Report how many lines include the word "name", and nothing besides that number.
....
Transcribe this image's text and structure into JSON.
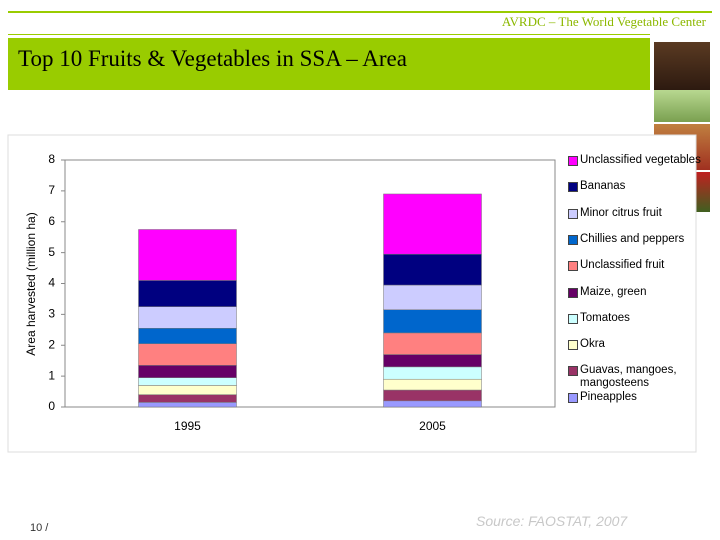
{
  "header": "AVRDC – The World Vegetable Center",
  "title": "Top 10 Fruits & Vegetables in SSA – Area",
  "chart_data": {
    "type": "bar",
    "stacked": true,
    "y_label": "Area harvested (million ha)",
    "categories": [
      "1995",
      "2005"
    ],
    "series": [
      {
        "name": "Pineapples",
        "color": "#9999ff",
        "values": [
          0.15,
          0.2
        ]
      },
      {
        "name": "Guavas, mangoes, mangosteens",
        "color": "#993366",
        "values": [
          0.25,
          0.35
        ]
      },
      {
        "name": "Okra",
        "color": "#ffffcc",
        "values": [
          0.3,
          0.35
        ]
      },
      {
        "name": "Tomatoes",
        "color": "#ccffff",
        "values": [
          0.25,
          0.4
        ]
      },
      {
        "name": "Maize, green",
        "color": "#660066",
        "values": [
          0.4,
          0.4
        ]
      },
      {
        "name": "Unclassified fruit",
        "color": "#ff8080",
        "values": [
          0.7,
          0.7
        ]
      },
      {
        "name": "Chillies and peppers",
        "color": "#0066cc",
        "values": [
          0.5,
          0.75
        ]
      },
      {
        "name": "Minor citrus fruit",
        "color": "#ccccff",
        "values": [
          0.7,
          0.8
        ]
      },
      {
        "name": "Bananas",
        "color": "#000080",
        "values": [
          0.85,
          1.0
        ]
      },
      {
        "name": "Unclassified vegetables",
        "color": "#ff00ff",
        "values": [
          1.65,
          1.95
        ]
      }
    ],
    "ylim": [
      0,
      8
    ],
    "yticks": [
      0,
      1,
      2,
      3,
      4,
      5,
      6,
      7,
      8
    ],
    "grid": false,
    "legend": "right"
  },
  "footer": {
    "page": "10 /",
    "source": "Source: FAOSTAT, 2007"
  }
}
....
Result of the exercise:
10